## Job
Go through the entries below and copy each line containing the word "inspector".

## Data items

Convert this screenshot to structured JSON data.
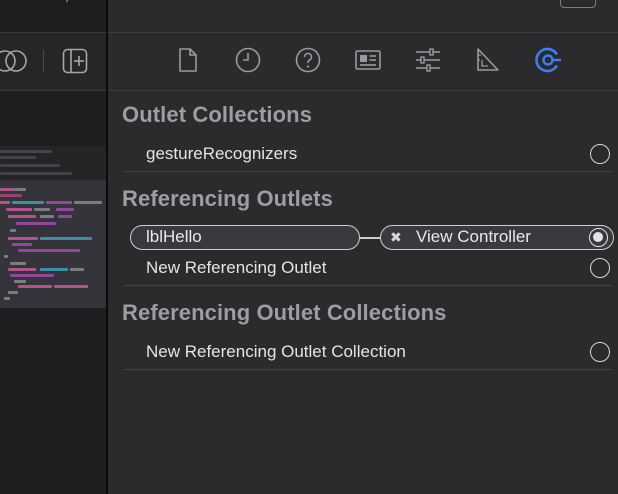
{
  "inspector": {
    "tabs": [
      {
        "name": "file-inspector-icon"
      },
      {
        "name": "history-inspector-icon"
      },
      {
        "name": "quick-help-icon"
      },
      {
        "name": "identity-inspector-icon"
      },
      {
        "name": "attributes-inspector-icon"
      },
      {
        "name": "size-inspector-icon"
      },
      {
        "name": "connections-inspector-icon",
        "selected": true
      }
    ],
    "accent_color": "#3d7ef2",
    "sections": {
      "outlet_collections": {
        "title": "Outlet Collections",
        "rows": [
          "gestureRecognizers"
        ]
      },
      "referencing_outlets": {
        "title": "Referencing Outlets",
        "connection": {
          "outlet": "lblHello",
          "remove_symbol": "✖",
          "target": "View Controller"
        },
        "new_label": "New Referencing Outlet"
      },
      "referencing_outlet_collections": {
        "title": "Referencing Outlet Collections",
        "new_label": "New Referencing Outlet Collection"
      }
    }
  }
}
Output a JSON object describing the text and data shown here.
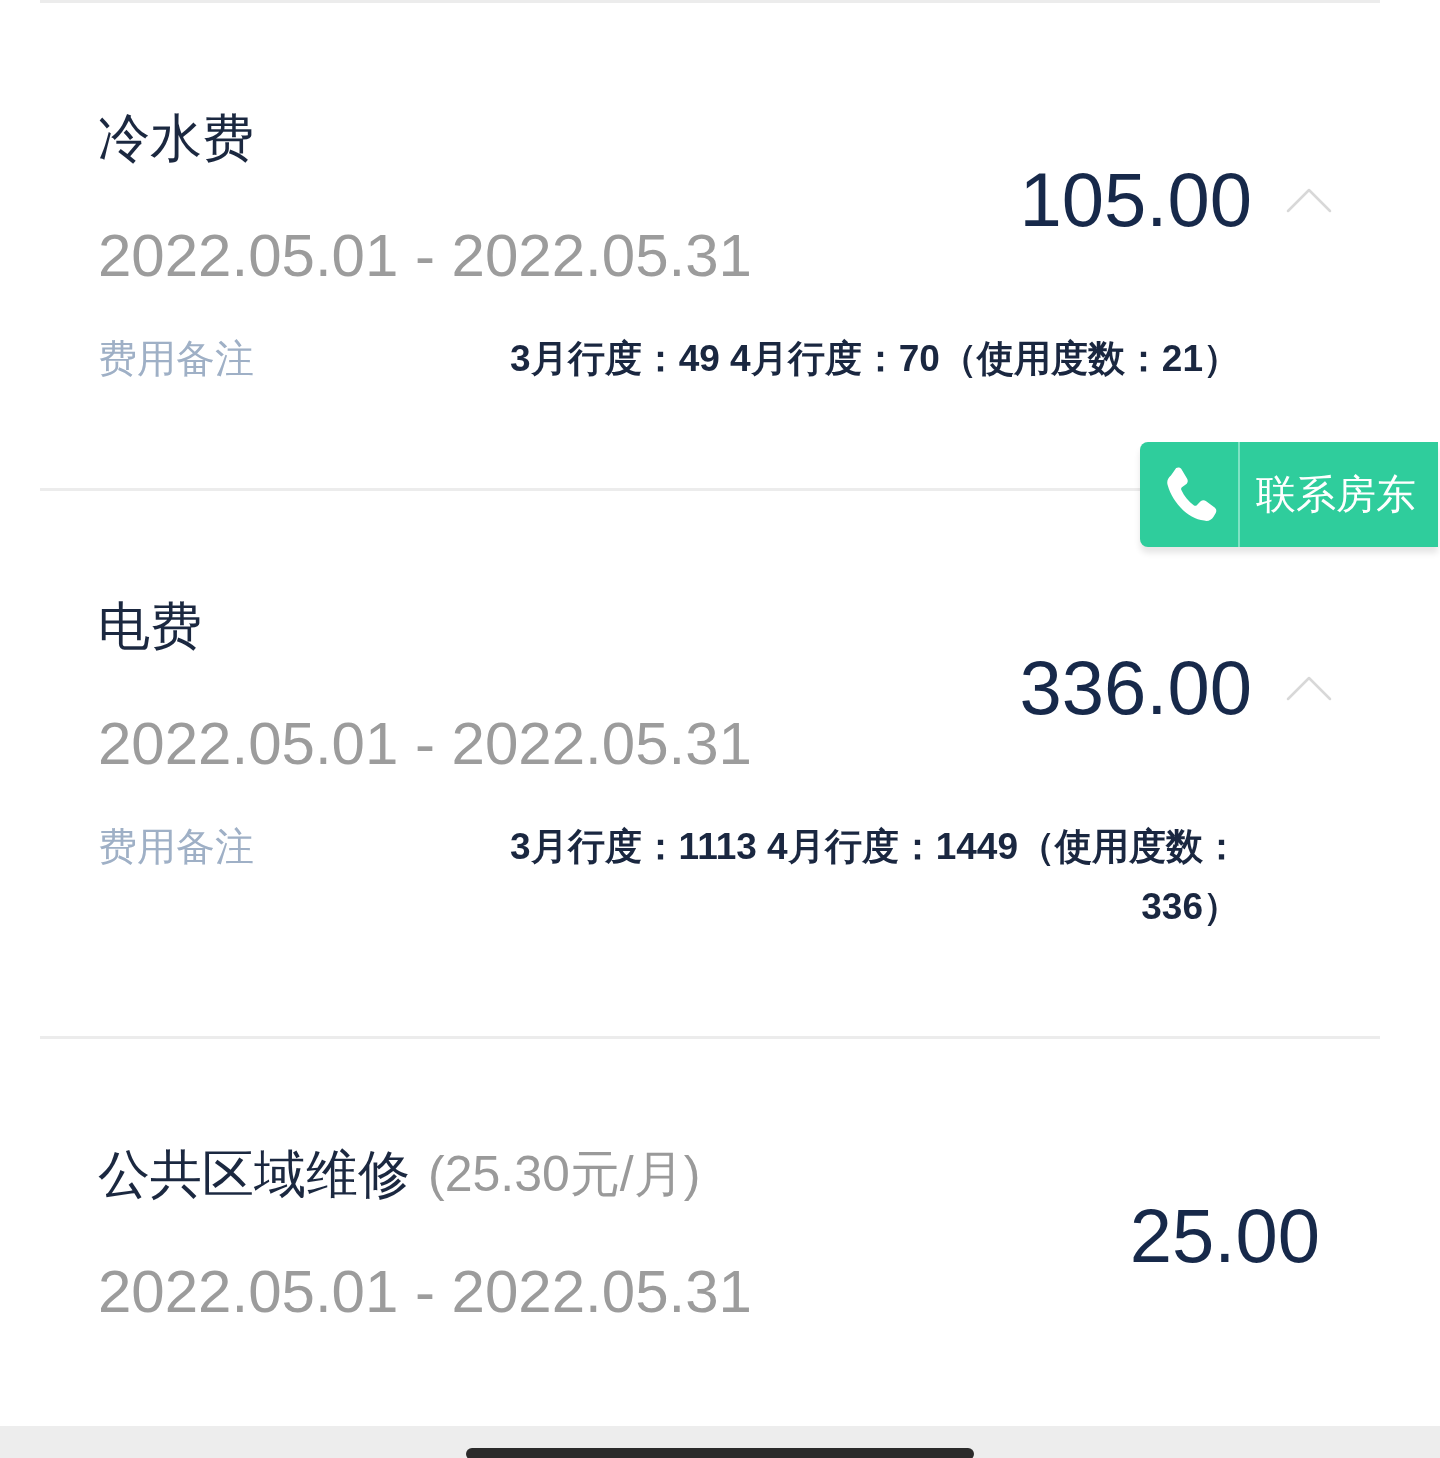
{
  "fees": [
    {
      "kind": "expandable",
      "title": "冷水费",
      "period": "2022.05.01 - 2022.05.31",
      "amount": "105.00",
      "expanded": true,
      "note": {
        "label": "费用备注",
        "text": "3月行度：49 4月行度：70（使用度数：21）"
      }
    },
    {
      "kind": "expandable",
      "title": "电费",
      "period": "2022.05.01 - 2022.05.31",
      "amount": "336.00",
      "expanded": true,
      "note": {
        "label": "费用备注",
        "text": "3月行度：1113 4月行度：1449（使用度数：336）"
      }
    },
    {
      "kind": "fixed",
      "title": "公共区域维修",
      "rate": "(25.30元/月)",
      "period": "2022.05.01 - 2022.05.31",
      "amount": "25.00"
    }
  ],
  "contact_button": {
    "label": "联系房东"
  }
}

## Task solution
  "inspector": {
        "name": "file-inspector-icon"
        "name": "history-inspector-icon"
        "name": "identity-inspector-icon"
        "name": "attributes-inspector-icon"
        "name": "size-inspector-icon"
        "name": "connections-inspector-icon",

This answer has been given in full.